THE PROBLEM: Will you give every entry again exactly as it stands?
>> START DATA LISTING
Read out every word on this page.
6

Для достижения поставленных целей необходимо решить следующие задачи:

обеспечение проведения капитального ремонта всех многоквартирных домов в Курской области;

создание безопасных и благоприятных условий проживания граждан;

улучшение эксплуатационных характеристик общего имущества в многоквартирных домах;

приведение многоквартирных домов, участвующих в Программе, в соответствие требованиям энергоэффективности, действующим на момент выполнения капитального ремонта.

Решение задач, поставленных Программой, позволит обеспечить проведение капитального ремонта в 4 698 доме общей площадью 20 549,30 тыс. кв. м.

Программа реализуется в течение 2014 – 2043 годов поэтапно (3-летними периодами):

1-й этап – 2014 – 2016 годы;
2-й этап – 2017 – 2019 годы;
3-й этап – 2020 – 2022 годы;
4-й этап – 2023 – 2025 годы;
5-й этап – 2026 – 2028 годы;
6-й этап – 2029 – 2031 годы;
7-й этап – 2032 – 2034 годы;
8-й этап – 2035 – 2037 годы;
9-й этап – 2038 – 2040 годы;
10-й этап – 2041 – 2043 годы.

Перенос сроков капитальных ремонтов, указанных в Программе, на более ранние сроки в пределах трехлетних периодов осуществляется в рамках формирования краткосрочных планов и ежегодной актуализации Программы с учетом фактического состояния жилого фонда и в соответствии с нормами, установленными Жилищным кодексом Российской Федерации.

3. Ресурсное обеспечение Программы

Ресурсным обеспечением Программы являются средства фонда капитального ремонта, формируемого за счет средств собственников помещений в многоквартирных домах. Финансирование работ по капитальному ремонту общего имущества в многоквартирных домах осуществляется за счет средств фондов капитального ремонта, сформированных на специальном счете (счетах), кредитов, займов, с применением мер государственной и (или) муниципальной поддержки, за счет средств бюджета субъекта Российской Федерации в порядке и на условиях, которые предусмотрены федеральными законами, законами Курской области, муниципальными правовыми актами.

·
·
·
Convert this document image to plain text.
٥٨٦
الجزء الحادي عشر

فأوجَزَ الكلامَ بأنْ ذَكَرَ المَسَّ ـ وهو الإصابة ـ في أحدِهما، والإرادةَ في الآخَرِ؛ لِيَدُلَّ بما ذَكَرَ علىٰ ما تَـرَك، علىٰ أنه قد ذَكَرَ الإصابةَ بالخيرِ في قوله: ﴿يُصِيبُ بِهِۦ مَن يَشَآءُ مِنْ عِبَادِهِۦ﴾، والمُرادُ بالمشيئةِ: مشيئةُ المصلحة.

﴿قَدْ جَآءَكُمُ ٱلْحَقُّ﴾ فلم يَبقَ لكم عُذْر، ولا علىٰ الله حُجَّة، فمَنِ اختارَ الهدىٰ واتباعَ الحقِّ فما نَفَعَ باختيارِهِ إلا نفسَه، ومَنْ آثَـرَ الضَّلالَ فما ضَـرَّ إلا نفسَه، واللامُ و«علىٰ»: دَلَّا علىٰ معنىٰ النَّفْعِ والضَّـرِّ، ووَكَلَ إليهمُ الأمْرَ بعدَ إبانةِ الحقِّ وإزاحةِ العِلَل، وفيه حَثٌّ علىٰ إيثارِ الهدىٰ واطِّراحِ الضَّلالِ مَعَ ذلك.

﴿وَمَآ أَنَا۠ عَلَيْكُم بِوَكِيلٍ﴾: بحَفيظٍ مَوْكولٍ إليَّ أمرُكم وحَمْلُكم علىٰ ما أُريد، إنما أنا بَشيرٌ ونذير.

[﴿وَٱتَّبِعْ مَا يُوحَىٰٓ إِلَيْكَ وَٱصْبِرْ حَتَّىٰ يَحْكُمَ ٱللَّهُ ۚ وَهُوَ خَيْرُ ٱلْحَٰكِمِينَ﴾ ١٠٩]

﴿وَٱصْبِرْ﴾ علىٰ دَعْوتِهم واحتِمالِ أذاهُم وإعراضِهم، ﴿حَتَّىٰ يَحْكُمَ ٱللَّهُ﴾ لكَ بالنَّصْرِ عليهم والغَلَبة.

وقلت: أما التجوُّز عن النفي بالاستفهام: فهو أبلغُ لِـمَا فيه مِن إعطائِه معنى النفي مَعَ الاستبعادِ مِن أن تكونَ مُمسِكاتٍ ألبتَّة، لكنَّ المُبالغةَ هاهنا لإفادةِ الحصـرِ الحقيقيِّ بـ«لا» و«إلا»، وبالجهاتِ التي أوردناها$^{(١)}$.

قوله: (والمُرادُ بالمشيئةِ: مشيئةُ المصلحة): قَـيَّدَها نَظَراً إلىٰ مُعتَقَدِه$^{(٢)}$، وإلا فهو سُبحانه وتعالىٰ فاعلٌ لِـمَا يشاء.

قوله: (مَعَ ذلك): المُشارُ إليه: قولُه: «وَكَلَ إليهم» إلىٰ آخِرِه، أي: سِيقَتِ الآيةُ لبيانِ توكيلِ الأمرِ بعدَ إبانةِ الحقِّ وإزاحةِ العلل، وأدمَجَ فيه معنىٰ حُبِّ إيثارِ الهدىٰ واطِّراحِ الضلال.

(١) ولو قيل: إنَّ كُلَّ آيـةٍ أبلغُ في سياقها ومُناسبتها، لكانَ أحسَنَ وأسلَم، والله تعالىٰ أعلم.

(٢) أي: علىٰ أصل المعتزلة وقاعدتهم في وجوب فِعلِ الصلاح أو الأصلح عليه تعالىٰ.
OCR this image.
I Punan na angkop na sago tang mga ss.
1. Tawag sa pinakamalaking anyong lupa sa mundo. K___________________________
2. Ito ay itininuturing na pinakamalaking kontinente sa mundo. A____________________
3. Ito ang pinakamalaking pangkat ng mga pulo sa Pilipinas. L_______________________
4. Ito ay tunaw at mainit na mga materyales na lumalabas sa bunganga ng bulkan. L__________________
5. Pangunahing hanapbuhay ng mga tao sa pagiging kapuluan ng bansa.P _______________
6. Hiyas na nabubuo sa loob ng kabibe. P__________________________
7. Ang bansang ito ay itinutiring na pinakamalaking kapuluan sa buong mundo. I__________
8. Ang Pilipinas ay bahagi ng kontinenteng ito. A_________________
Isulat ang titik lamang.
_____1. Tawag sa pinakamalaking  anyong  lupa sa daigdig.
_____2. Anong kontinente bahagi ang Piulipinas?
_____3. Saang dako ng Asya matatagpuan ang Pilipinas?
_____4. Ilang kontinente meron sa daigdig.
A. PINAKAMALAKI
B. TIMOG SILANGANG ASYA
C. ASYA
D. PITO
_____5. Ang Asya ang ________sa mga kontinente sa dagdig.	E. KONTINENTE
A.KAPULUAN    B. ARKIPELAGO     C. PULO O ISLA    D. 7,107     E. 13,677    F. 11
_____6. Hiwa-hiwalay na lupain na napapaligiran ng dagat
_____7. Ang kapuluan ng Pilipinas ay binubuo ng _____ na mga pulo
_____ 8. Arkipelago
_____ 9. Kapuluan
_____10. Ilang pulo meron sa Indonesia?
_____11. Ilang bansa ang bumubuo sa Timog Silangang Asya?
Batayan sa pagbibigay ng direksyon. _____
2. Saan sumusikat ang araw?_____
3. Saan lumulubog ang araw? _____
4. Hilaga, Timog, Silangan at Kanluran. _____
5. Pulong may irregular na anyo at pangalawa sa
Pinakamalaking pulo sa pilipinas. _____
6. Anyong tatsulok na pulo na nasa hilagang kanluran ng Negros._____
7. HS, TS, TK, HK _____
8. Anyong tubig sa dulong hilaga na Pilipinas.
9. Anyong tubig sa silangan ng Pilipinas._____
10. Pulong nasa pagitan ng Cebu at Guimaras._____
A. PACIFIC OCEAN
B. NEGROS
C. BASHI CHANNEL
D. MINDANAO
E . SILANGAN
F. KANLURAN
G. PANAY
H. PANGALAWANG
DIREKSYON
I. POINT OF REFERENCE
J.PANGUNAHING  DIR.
>> END DATA LISTING
WORKED SOLUTION:
Read out every word on this page.
6

Для достижения поставленных целей необходимо решить следующие задачи:

обеспечение проведения капитального ремонта всех многоквартирных домов в Курской области;

создание безопасных и благоприятных условий проживания граждан;

улучшение эксплуатационных характеристик общего имущества в многоквартирных домах;

приведение многоквартирных домов, участвующих в Программе, в соответствие требованиям энергоэффективности, действующим на момент выполнения капитального ремонта.

Решение задач, поставленных Программой, позволит обеспечить проведение капитального ремонта в 4 698 доме общей площадью 20 549,30 тыс. кв. м.

Программа реализуется в течение 2014 – 2043 годов поэтапно (3-летними периодами):

1-й этап – 2014 – 2016 годы;
2-й этап – 2017 – 2019 годы;
3-й этап – 2020 – 2022 годы;
4-й этап – 2023 – 2025 годы;
5-й этап – 2026 – 2028 годы;
6-й этап – 2029 – 2031 годы;
7-й этап – 2032 – 2034 годы;
8-й этап – 2035 – 2037 годы;
9-й этап – 2038 – 2040 годы;
10-й этап – 2041 – 2043 годы.

Перенос сроков капитальных ремонтов, указанных в Программе, на более ранние сроки в пределах трехлетних периодов осуществляется в рамках формирования краткосрочных планов и ежегодной актуализации Программы с учетом фактического состояния жилого фонда и в соответствии с нормами, установленными Жилищным кодексом Российской Федерации.

3. Ресурсное обеспечение Программы

Ресурсным обеспечением Программы являются средства фонда капитального ремонта, формируемого за счет средств собственников помещений в многоквартирных домах. Финансирование работ по капитальному ремонту общего имущества в многоквартирных домах осуществляется за счет средств фондов капитального ремонта, сформированных на специальном счете (счетах), кредитов, займов, с применением мер государственной и (или) муниципальной поддержки, за счет средств бюджета субъекта Российской Федерации в порядке и на условиях, которые предусмотрены федеральными законами, законами Курской области, муниципальными правовыми актами.

·
·
·
Convert this document image to plain text.
٥٨٦
الجزء الحادي عشر

فأوجَزَ الكلامَ بأنْ ذَكَرَ المَسَّ ـ وهو الإصابة ـ في أحدِهما، والإرادةَ في الآخَرِ؛ لِيَدُلَّ بما ذَكَرَ علىٰ ما تَـرَك، علىٰ أنه قد ذَكَرَ الإصابةَ بالخيرِ في قوله: ﴿يُصِيبُ بِهِۦ مَن يَشَآءُ مِنْ عِبَادِهِۦ﴾، والمُرادُ بالمشيئةِ: مشيئةُ المصلحة.

﴿قَدْ جَآءَكُمُ ٱلْحَقُّ﴾ فلم يَبقَ لكم عُذْر، ولا علىٰ الله حُجَّة، فمَنِ اختارَ الهدىٰ واتباعَ الحقِّ فما نَفَعَ باختيارِهِ إلا نفسَه، ومَنْ آثَـرَ الضَّلالَ فما ضَـرَّ إلا نفسَه، واللامُ و«علىٰ»: دَلَّا علىٰ معنىٰ النَّفْعِ والضَّـرِّ، ووَكَلَ إليهمُ الأمْرَ بعدَ إبانةِ الحقِّ وإزاحةِ العِلَل، وفيه حَثٌّ علىٰ إيثارِ الهدىٰ واطِّراحِ الضَّلالِ مَعَ ذلك.

﴿وَمَآ أَنَا۠ عَلَيْكُم بِوَكِيلٍ﴾: بحَفيظٍ مَوْكولٍ إليَّ أمرُكم وحَمْلُكم علىٰ ما أُريد، إنما أنا بَشيرٌ ونذير.

[﴿وَٱتَّبِعْ مَا يُوحَىٰٓ إِلَيْكَ وَٱصْبِرْ حَتَّىٰ يَحْكُمَ ٱللَّهُ ۚ وَهُوَ خَيْرُ ٱلْحَٰكِمِينَ﴾ ١٠٩]

﴿وَٱصْبِرْ﴾ علىٰ دَعْوتِهم واحتِمالِ أذاهُم وإعراضِهم، ﴿حَتَّىٰ يَحْكُمَ ٱللَّهُ﴾ لكَ بالنَّصْرِ عليهم والغَلَبة.

وقلت: أما التجوُّز عن النفي بالاستفهام: فهو أبلغُ لِـمَا فيه مِن إعطائِه معنى النفي مَعَ الاستبعادِ مِن أن تكونَ مُمسِكاتٍ ألبتَّة، لكنَّ المُبالغةَ هاهنا لإفادةِ الحصـرِ الحقيقيِّ بـ«لا» و«إلا»، وبالجهاتِ التي أوردناها$^{(١)}$.

قوله: (والمُرادُ بالمشيئةِ: مشيئةُ المصلحة): قَـيَّدَها نَظَراً إلىٰ مُعتَقَدِه$^{(٢)}$، وإلا فهو سُبحانه وتعالىٰ فاعلٌ لِـمَا يشاء.

قوله: (مَعَ ذلك): المُشارُ إليه: قولُه: «وَكَلَ إليهم» إلىٰ آخِرِه، أي: سِيقَتِ الآيةُ لبيانِ توكيلِ الأمرِ بعدَ إبانةِ الحقِّ وإزاحةِ العلل، وأدمَجَ فيه معنىٰ حُبِّ إيثارِ الهدىٰ واطِّراحِ الضلال.

(١) ولو قيل: إنَّ كُلَّ آيـةٍ أبلغُ في سياقها ومُناسبتها، لكانَ أحسَنَ وأسلَم، والله تعالىٰ أعلم.

(٢) أي: علىٰ أصل المعتزلة وقاعدتهم في وجوب فِعلِ الصلاح أو الأصلح عليه تعالىٰ.
OCR this image.
I Punan na angkop na sago tang mga ss.
1. Tawag sa pinakamalaking anyong lupa sa mundo. K___________________________
2. Ito ay itininuturing na pinakamalaking kontinente sa mundo. A____________________
3. Ito ang pinakamalaking pangkat ng mga pulo sa Pilipinas. L_______________________
4. Ito ay tunaw at mainit na mga materyales na lumalabas sa bunganga ng bulkan. L__________________
5. Pangunahing hanapbuhay ng mga tao sa pagiging kapuluan ng bansa.P _______________
6. Hiyas na nabubuo sa loob ng kabibe. P__________________________
7. Ang bansang ito ay itinutiring na pinakamalaking kapuluan sa buong mundo. I__________
8. Ang Pilipinas ay bahagi ng kontinenteng ito. A_________________
Isulat ang titik lamang.
_____1. Tawag sa pinakamalaking  anyong  lupa sa daigdig.
_____2. Anong kontinente bahagi ang Piulipinas?
_____3. Saang dako ng Asya matatagpuan ang Pilipinas?
_____4. Ilang kontinente meron sa daigdig.
A. PINAKAMALAKI
B. TIMOG SILANGANG ASYA
C. ASYA
D. PITO
_____5. Ang Asya ang ________sa mga kontinente sa dagdig.	E. KONTINENTE
A.KAPULUAN    B. ARKIPELAGO     C. PULO O ISLA    D. 7,107     E. 13,677    F. 11
_____6. Hiwa-hiwalay na lupain na napapaligiran ng dagat
_____7. Ang kapuluan ng Pilipinas ay binubuo ng _____ na mga pulo
_____ 8. Arkipelago
_____ 9. Kapuluan
_____10. Ilang pulo meron sa Indonesia?
_____11. Ilang bansa ang bumubuo sa Timog Silangang Asya?
Batayan sa pagbibigay ng direksyon. _____
2. Saan sumusikat ang araw?_____
3. Saan lumulubog ang araw? _____
4. Hilaga, Timog, Silangan at Kanluran. _____
5. Pulong may irregular na anyo at pangalawa sa
Pinakamalaking pulo sa pilipinas. _____
6. Anyong tatsulok na pulo na nasa hilagang kanluran ng Negros._____
7. HS, TS, TK, HK _____
8. Anyong tubig sa dulong hilaga na Pilipinas.
9. Anyong tubig sa silangan ng Pilipinas._____
10. Pulong nasa pagitan ng Cebu at Guimaras._____
A. PACIFIC OCEAN
B. NEGROS
C. BASHI CHANNEL
D. MINDANAO
E . SILANGAN
F. KANLURAN
G. PANAY
H. PANGALAWANG
DIREKSYON
I. POINT OF REFERENCE
J.PANGUNAHING  DIR.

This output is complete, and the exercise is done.